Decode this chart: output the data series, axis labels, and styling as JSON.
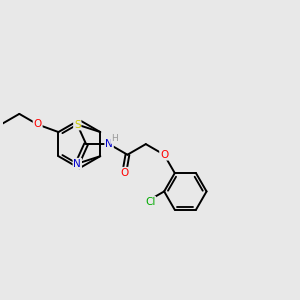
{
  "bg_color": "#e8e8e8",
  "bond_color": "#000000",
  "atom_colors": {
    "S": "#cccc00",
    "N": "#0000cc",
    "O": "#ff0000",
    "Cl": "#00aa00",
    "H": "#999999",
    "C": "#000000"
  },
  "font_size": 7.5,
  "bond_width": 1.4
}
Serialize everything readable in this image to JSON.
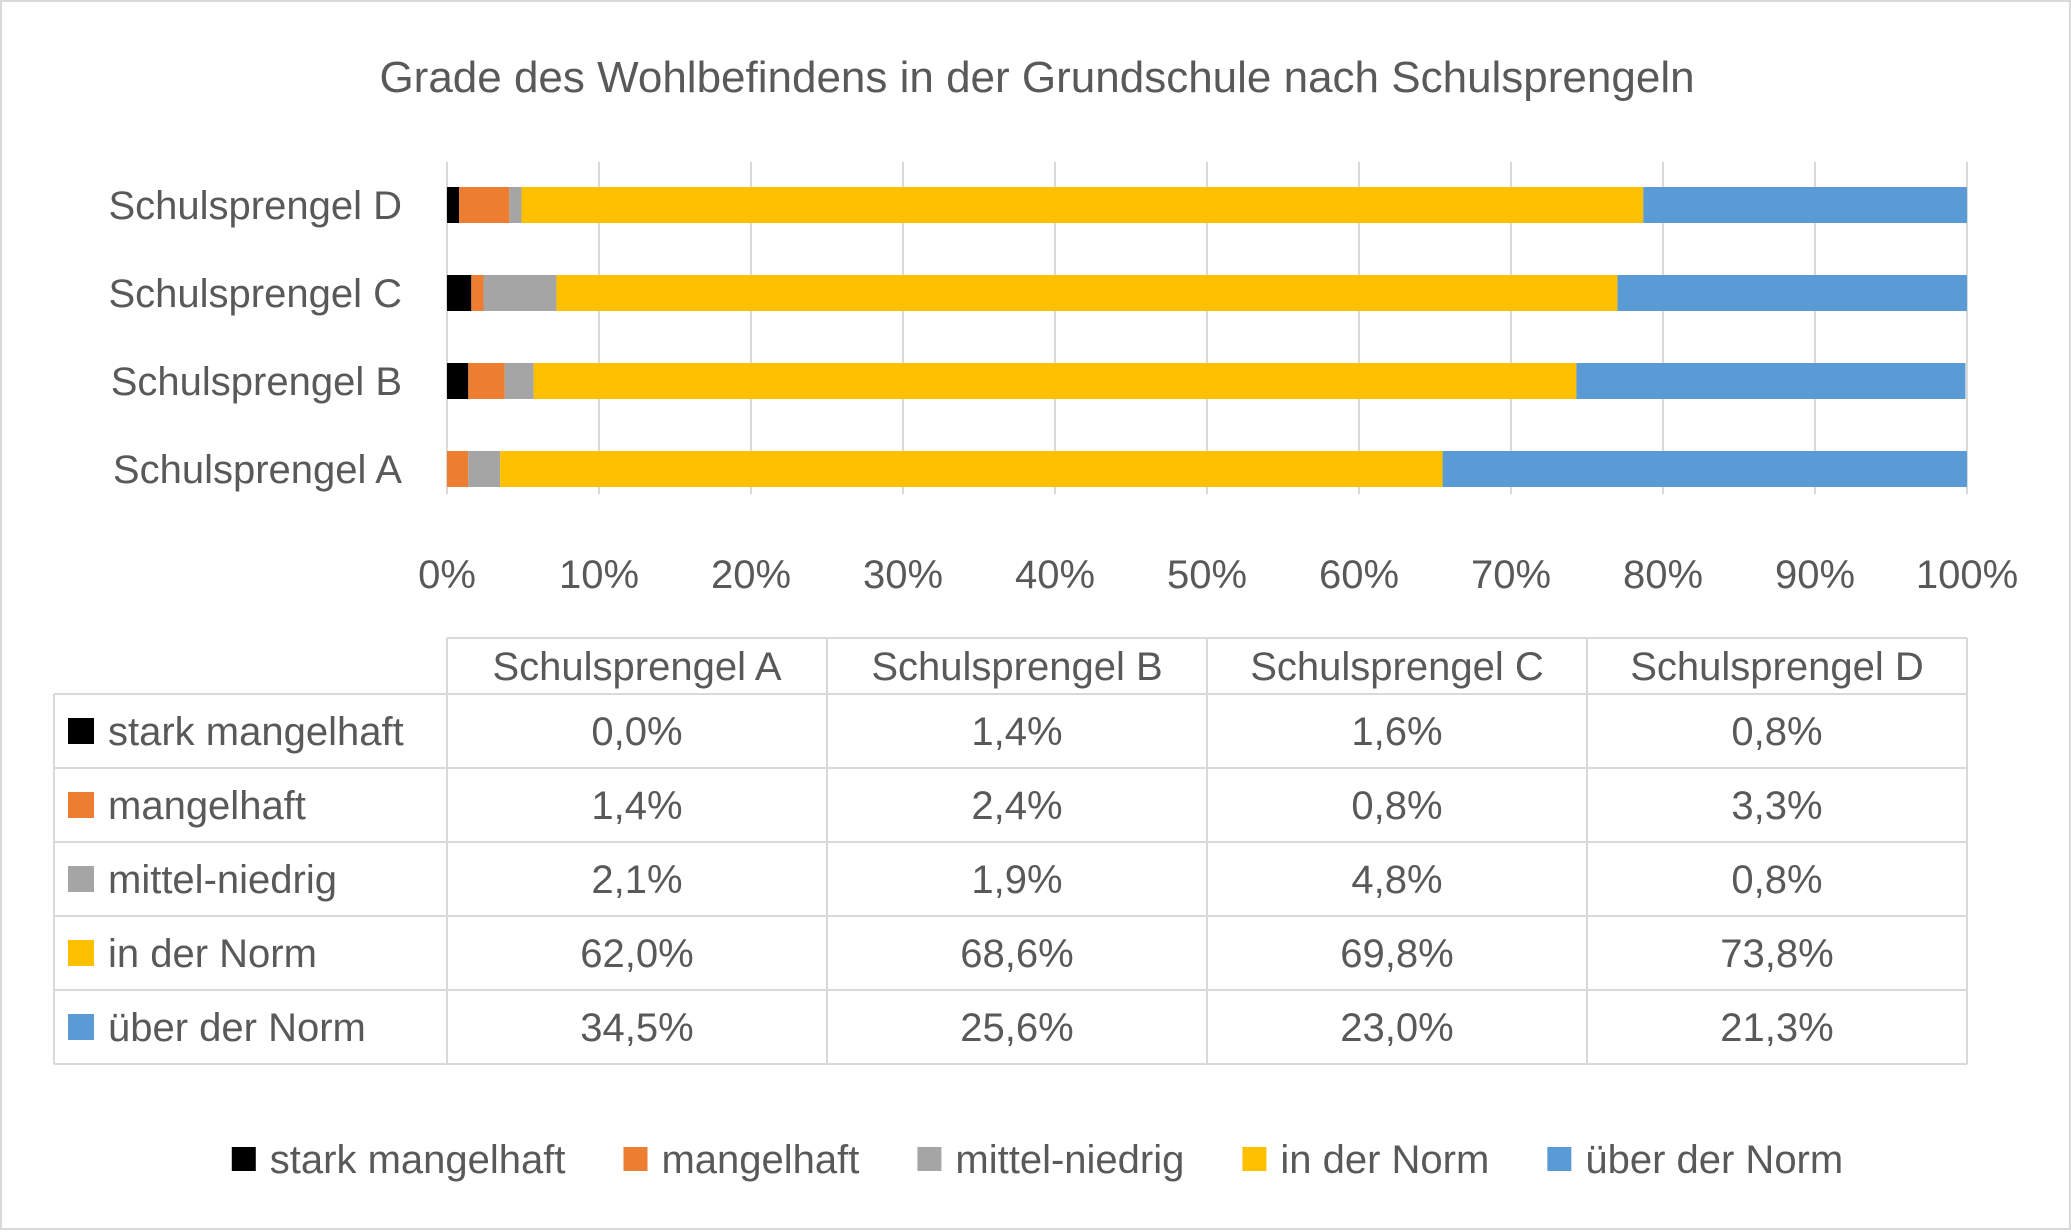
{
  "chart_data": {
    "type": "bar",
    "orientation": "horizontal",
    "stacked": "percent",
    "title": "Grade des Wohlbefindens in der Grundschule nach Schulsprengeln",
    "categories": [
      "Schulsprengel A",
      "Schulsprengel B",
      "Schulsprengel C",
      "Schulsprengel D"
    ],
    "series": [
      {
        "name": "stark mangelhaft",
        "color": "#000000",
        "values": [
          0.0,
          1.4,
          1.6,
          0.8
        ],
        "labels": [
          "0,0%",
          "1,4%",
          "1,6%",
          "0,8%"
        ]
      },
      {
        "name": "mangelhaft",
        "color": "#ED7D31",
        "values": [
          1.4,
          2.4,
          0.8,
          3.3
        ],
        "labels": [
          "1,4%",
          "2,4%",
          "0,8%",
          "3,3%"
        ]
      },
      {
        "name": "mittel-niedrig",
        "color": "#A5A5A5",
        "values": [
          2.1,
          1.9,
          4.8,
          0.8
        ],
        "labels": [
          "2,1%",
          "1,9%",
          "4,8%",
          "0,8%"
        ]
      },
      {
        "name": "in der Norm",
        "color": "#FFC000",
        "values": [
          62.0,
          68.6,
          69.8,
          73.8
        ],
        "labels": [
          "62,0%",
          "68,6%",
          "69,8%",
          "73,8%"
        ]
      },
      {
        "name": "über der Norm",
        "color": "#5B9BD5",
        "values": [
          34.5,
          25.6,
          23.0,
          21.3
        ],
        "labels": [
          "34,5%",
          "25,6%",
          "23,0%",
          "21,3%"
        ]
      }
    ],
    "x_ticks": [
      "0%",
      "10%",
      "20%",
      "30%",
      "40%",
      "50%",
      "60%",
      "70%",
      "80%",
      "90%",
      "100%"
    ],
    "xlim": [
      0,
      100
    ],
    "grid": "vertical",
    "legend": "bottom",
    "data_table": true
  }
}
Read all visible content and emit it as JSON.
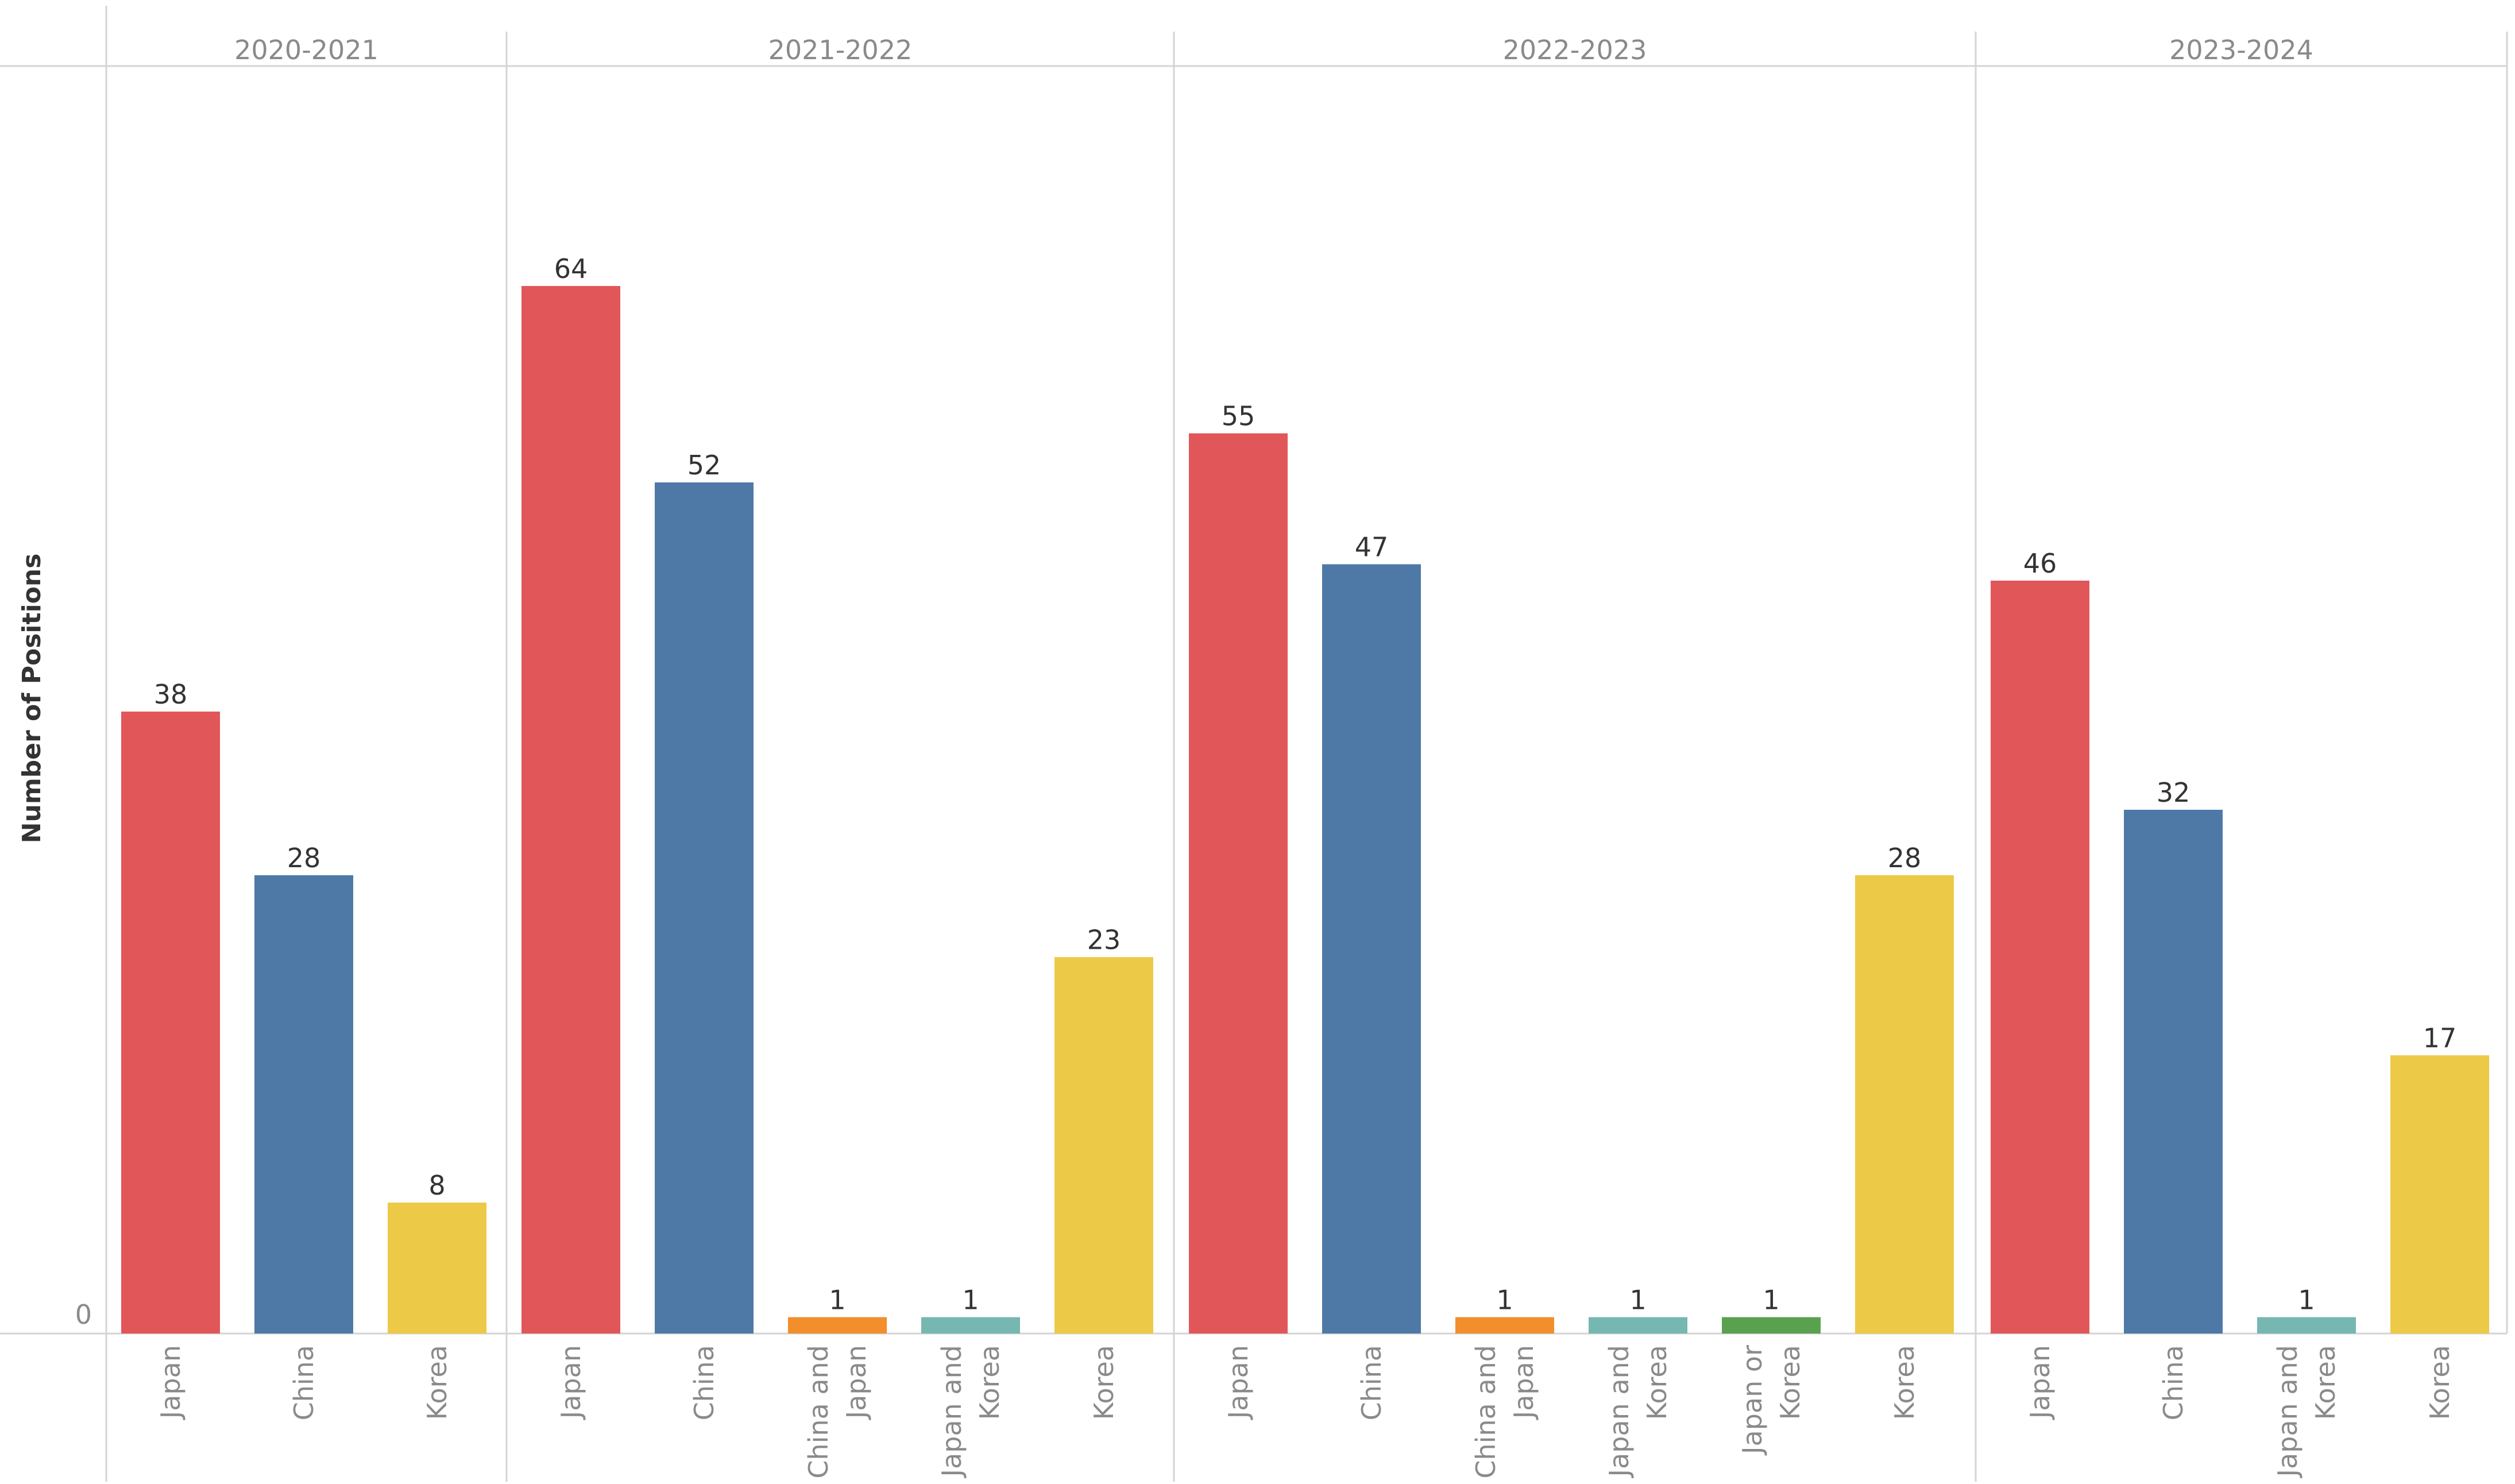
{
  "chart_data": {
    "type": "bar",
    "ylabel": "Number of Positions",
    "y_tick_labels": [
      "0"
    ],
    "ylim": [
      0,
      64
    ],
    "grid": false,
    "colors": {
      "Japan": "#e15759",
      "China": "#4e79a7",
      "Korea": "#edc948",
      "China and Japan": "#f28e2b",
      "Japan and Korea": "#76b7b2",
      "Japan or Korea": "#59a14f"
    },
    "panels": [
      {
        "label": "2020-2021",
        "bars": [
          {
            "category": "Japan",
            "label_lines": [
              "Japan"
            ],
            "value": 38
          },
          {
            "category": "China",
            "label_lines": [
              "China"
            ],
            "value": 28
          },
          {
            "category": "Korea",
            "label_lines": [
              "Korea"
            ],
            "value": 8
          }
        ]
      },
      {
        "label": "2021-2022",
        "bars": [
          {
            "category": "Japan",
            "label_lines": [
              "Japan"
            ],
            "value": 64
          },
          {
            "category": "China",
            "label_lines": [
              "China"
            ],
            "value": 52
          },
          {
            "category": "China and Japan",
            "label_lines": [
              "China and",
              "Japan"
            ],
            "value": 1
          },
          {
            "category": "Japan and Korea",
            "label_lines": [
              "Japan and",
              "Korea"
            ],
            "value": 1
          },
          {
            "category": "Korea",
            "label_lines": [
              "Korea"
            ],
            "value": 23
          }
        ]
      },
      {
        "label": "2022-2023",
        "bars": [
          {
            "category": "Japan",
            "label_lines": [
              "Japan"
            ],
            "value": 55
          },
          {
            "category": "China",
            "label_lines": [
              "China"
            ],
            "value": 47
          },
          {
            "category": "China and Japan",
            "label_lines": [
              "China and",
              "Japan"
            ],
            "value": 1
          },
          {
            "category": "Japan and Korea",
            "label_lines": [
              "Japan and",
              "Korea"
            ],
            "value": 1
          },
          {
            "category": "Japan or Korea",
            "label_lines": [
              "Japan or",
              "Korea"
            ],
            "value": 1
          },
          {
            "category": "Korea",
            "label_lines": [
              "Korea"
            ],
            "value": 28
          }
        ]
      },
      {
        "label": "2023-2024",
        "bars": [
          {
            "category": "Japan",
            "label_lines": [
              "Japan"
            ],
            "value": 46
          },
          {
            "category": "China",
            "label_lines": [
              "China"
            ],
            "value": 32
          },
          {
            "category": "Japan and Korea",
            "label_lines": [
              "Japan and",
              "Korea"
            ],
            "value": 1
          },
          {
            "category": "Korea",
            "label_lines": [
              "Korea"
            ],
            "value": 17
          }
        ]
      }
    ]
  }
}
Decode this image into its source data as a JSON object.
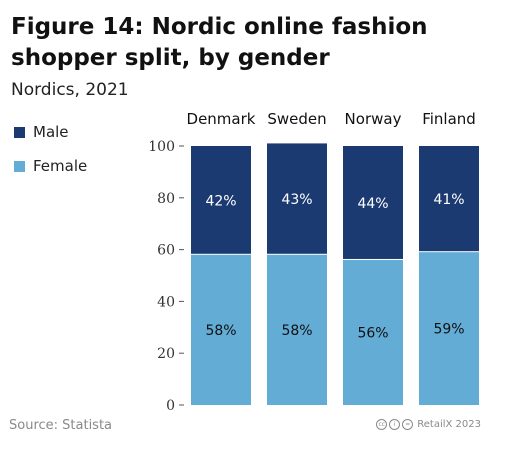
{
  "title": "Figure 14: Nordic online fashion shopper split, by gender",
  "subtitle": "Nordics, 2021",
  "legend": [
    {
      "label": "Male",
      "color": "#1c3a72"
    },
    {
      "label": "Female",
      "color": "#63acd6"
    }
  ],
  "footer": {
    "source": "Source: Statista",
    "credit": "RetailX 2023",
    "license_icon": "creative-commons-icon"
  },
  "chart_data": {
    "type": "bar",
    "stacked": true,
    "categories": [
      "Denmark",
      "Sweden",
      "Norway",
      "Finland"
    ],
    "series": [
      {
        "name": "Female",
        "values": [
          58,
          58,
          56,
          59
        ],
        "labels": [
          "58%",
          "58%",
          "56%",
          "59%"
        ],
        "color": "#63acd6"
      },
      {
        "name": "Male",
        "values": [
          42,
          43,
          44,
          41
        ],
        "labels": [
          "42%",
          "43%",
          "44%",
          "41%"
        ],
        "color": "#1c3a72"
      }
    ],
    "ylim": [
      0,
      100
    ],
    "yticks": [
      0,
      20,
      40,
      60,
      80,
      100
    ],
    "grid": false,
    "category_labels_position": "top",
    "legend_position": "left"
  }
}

-*-

= WHAT TO DO =
Tally up how many lines in the preceding listing contain the word "image". Give nothing but the number.

= REPLY TO THE EXERCISE =
2